=== Stated problem ===
Reproduce the records below in full and exactly, without their images.

*** Input records ***

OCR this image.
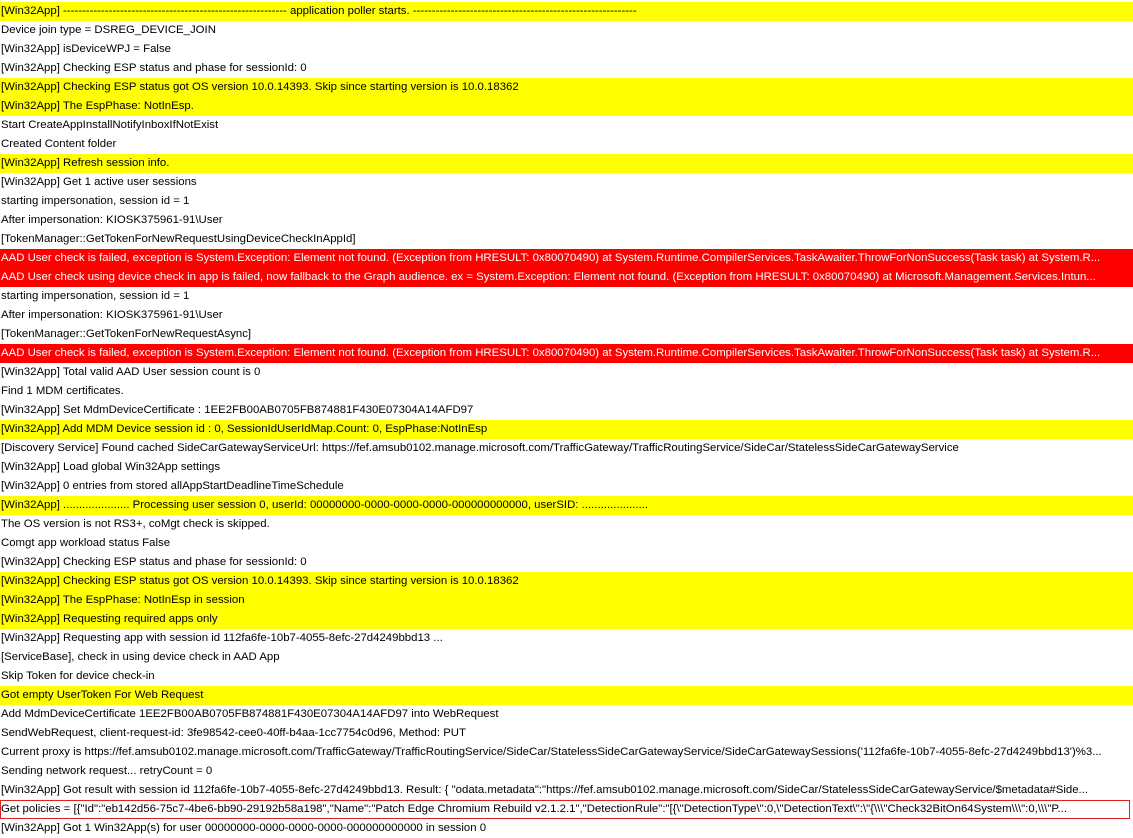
[Win32App] ----------------------------------------------------------- application poller starts. -----------------------------------------------------------
Device join type = DSREG_DEVICE_JOIN
[Win32App] isDeviceWPJ = False
[Win32App] Checking ESP status and phase for sessionId: 0
[Win32App] Checking ESP status got OS version 10.0.14393. Skip since starting version is 10.0.18362
[Win32App] The EspPhase: NotInEsp.
Start CreateAppInstallNotifyInboxIfNotExist
Created Content folder
[Win32App] Refresh session info.
[Win32App] Get 1 active user sessions
starting impersonation, session id = 1
After impersonation: KIOSK375961-91\User
[TokenManager::GetTokenForNewRequestUsingDeviceCheckInAppId]
AAD User check is failed, exception is System.Exception: Element not found. (Exception from HRESULT: 0x80070490) at System.Runtime.CompilerServices.TaskAwaiter.ThrowForNonSuccess(Task task) at System.R...
AAD User check using device check in app is failed, now fallback to the Graph audience. ex = System.Exception: Element not found. (Exception from HRESULT: 0x80070490) at Microsoft.Management.Services.Intun...
starting impersonation, session id = 1
After impersonation: KIOSK375961-91\User
[TokenManager::GetTokenForNewRequestAsync]
AAD User check is failed, exception is System.Exception: Element not found. (Exception from HRESULT: 0x80070490) at System.Runtime.CompilerServices.TaskAwaiter.ThrowForNonSuccess(Task task) at System.R...
[Win32App] Total valid AAD User session count is 0
Find 1 MDM certificates.
[Win32App] Set MdmDeviceCertificate : 1EE2FB00AB0705FB874881F430E07304A14AFD97
[Win32App] Add MDM Device session id : 0, SessionIdUserIdMap.Count: 0, EspPhase:NotInEsp
[Discovery Service] Found cached SideCarGatewayServiceUrl: https://fef.amsub0102.manage.microsoft.com/TrafficGateway/TrafficRoutingService/SideCar/StatelessSideCarGatewayService
[Win32App] Load global Win32App settings
[Win32App] 0 entries from stored allAppStartDeadlineTimeSchedule
[Win32App] ..................... Processing user session 0, userId: 00000000-0000-0000-0000-000000000000, userSID: .....................
The OS version is not RS3+, coMgt check is skipped.
Comgt app workload status False
[Win32App] Checking ESP status and phase for sessionId: 0
[Win32App] Checking ESP status got OS version 10.0.14393. Skip since starting version is 10.0.18362
[Win32App] The EspPhase: NotInEsp in session
[Win32App] Requesting required apps only
[Win32App] Requesting app with session id 112fa6fe-10b7-4055-8efc-27d4249bbd13 ...
[ServiceBase], check in using device check in AAD App
Skip Token for device check-in
Got empty UserToken For Web Request
Add MdmDeviceCertificate 1EE2FB00AB0705FB874881F430E07304A14AFD97 into WebRequest
SendWebRequest, client-request-id: 3fe98542-cee0-40ff-b4aa-1cc7754c0d96, Method: PUT
Current proxy is https://fef.amsub0102.manage.microsoft.com/TrafficGateway/TrafficRoutingService/SideCar/StatelessSideCarGatewayService/SideCarGatewaySessions('112fa6fe-10b7-4055-8efc-27d4249bbd13')%3...
Sending network request... retryCount = 0
[Win32App] Got result with session id 112fa6fe-10b7-4055-8efc-27d4249bbd13. Result: { "odata.metadata":"https://fef.amsub0102.manage.microsoft.com/SideCar/StatelessSideCarGatewayService/$metadata#Side...
Get policies = [{"Id":"eb142d56-75c7-4be6-bb90-29192b58a198","Name":"Patch Edge Chromium Rebuild v2.1.2.1","DetectionRule":"[{\"DetectionType\":0,\"DetectionText\":\"{\\\"Check32BitOn64System\\\":0,\\\"P...
[Win32App] Got 1 Win32App(s) for user 00000000-0000-0000-0000-000000000000 in session 0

***

=== Result of the exercise ===
OCR this image.
[Win32App] ----------------------------------------------------------- application poller starts. -----------------------------------------------------------
Device join type = DSREG_DEVICE_JOIN
[Win32App] isDeviceWPJ = False
[Win32App] Checking ESP status and phase for sessionId: 0
[Win32App] Checking ESP status got OS version 10.0.14393. Skip since starting version is 10.0.18362
[Win32App] The EspPhase: NotInEsp.
Start CreateAppInstallNotifyInboxIfNotExist
Created Content folder
[Win32App] Refresh session info.
[Win32App] Get 1 active user sessions
starting impersonation, session id = 1
After impersonation: KIOSK375961-91\User
[TokenManager::GetTokenForNewRequestUsingDeviceCheckInAppId]
AAD User check is failed, exception is System.Exception: Element not found. (Exception from HRESULT: 0x80070490) at System.Runtime.CompilerServices.TaskAwaiter.ThrowForNonSuccess(Task task) at System.R...
AAD User check using device check in app is failed, now fallback to the Graph audience. ex = System.Exception: Element not found. (Exception from HRESULT: 0x80070490) at Microsoft.Management.Services.Intun...
starting impersonation, session id = 1
After impersonation: KIOSK375961-91\User
[TokenManager::GetTokenForNewRequestAsync]
AAD User check is failed, exception is System.Exception: Element not found. (Exception from HRESULT: 0x80070490) at System.Runtime.CompilerServices.TaskAwaiter.ThrowForNonSuccess(Task task) at System.R...
[Win32App] Total valid AAD User session count is 0
Find 1 MDM certificates.
[Win32App] Set MdmDeviceCertificate : 1EE2FB00AB0705FB874881F430E07304A14AFD97
[Win32App] Add MDM Device session id : 0, SessionIdUserIdMap.Count: 0, EspPhase:NotInEsp
[Discovery Service] Found cached SideCarGatewayServiceUrl: https://fef.amsub0102.manage.microsoft.com/TrafficGateway/TrafficRoutingService/SideCar/StatelessSideCarGatewayService
[Win32App] Load global Win32App settings
[Win32App] 0 entries from stored allAppStartDeadlineTimeSchedule
[Win32App] ..................... Processing user session 0, userId: 00000000-0000-0000-0000-000000000000, userSID: .....................
The OS version is not RS3+, coMgt check is skipped.
Comgt app workload status False
[Win32App] Checking ESP status and phase for sessionId: 0
[Win32App] Checking ESP status got OS version 10.0.14393. Skip since starting version is 10.0.18362
[Win32App] The EspPhase: NotInEsp in session
[Win32App] Requesting required apps only
[Win32App] Requesting app with session id 112fa6fe-10b7-4055-8efc-27d4249bbd13 ...
[ServiceBase], check in using device check in AAD App
Skip Token for device check-in
Got empty UserToken For Web Request
Add MdmDeviceCertificate 1EE2FB00AB0705FB874881F430E07304A14AFD97 into WebRequest
SendWebRequest, client-request-id: 3fe98542-cee0-40ff-b4aa-1cc7754c0d96, Method: PUT
Current proxy is https://fef.amsub0102.manage.microsoft.com/TrafficGateway/TrafficRoutingService/SideCar/StatelessSideCarGatewayService/SideCarGatewaySessions('112fa6fe-10b7-4055-8efc-27d4249bbd13')%3...
Sending network request... retryCount = 0
[Win32App] Got result with session id 112fa6fe-10b7-4055-8efc-27d4249bbd13. Result: { "odata.metadata":"https://fef.amsub0102.manage.microsoft.com/SideCar/StatelessSideCarGatewayService/$metadata#Side...
Get policies = [{"Id":"eb142d56-75c7-4be6-bb90-29192b58a198","Name":"Patch Edge Chromium Rebuild v2.1.2.1","DetectionRule":"[{\"DetectionType\":0,\"DetectionText\":\"{\\\"Check32BitOn64System\\\":0,\\\"P...
[Win32App] Got 1 Win32App(s) for user 00000000-0000-0000-0000-000000000000 in session 0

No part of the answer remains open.